:: The exercise ::
Repeat the whole listing exactly as written.

:: Entries ::
※ ※ ※
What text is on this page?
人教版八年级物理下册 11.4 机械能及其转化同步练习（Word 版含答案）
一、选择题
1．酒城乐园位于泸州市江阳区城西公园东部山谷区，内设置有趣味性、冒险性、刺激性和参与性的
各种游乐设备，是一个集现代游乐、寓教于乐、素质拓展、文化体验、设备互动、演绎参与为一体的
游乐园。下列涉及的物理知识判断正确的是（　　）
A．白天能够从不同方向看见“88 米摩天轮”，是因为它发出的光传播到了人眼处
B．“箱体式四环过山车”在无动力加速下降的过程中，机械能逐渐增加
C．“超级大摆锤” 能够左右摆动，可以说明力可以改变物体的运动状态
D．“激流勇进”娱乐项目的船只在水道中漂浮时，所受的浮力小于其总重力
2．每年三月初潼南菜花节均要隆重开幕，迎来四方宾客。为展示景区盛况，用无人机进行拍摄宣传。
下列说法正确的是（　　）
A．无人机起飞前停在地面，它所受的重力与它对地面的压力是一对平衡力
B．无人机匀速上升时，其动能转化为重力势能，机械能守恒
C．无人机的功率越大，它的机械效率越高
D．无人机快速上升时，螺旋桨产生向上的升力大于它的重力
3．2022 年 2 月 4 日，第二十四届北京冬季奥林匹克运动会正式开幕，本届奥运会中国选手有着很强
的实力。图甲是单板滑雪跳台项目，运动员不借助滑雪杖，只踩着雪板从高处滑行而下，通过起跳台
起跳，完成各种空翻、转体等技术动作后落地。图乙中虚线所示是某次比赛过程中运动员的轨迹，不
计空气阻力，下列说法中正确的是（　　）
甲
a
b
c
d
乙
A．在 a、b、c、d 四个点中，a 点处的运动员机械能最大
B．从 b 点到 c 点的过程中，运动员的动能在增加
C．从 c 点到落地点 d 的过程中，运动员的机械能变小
※ ※ ※
:: Expected answer ::
What text is on this page?
人教版八年级物理下册 11.4 机械能及其转化同步练习（Word 版含答案）
一、选择题
1．酒城乐园位于泸州市江阳区城西公园东部山谷区，内设置有趣味性、冒险性、刺激性和参与性的
各种游乐设备，是一个集现代游乐、寓教于乐、素质拓展、文化体验、设备互动、演绎参与为一体的
游乐园。下列涉及的物理知识判断正确的是（　　）
A．白天能够从不同方向看见“88 米摩天轮”，是因为它发出的光传播到了人眼处
B．“箱体式四环过山车”在无动力加速下降的过程中，机械能逐渐增加
C．“超级大摆锤” 能够左右摆动，可以说明力可以改变物体的运动状态
D．“激流勇进”娱乐项目的船只在水道中漂浮时，所受的浮力小于其总重力
2．每年三月初潼南菜花节均要隆重开幕，迎来四方宾客。为展示景区盛况，用无人机进行拍摄宣传。
下列说法正确的是（　　）
A．无人机起飞前停在地面，它所受的重力与它对地面的压力是一对平衡力
B．无人机匀速上升时，其动能转化为重力势能，机械能守恒
C．无人机的功率越大，它的机械效率越高
D．无人机快速上升时，螺旋桨产生向上的升力大于它的重力
3．2022 年 2 月 4 日，第二十四届北京冬季奥林匹克运动会正式开幕，本届奥运会中国选手有着很强
的实力。图甲是单板滑雪跳台项目，运动员不借助滑雪杖，只踩着雪板从高处滑行而下，通过起跳台
起跳，完成各种空翻、转体等技术动作后落地。图乙中虚线所示是某次比赛过程中运动员的轨迹，不
计空气阻力，下列说法中正确的是（　　）
甲
a
b
c
d
乙
A．在 a、b、c、d 四个点中，a 点处的运动员机械能最大
B．从 b 点到 c 点的过程中，运动员的动能在增加
C．从 c 点到落地点 d 的过程中，运动员的机械能变小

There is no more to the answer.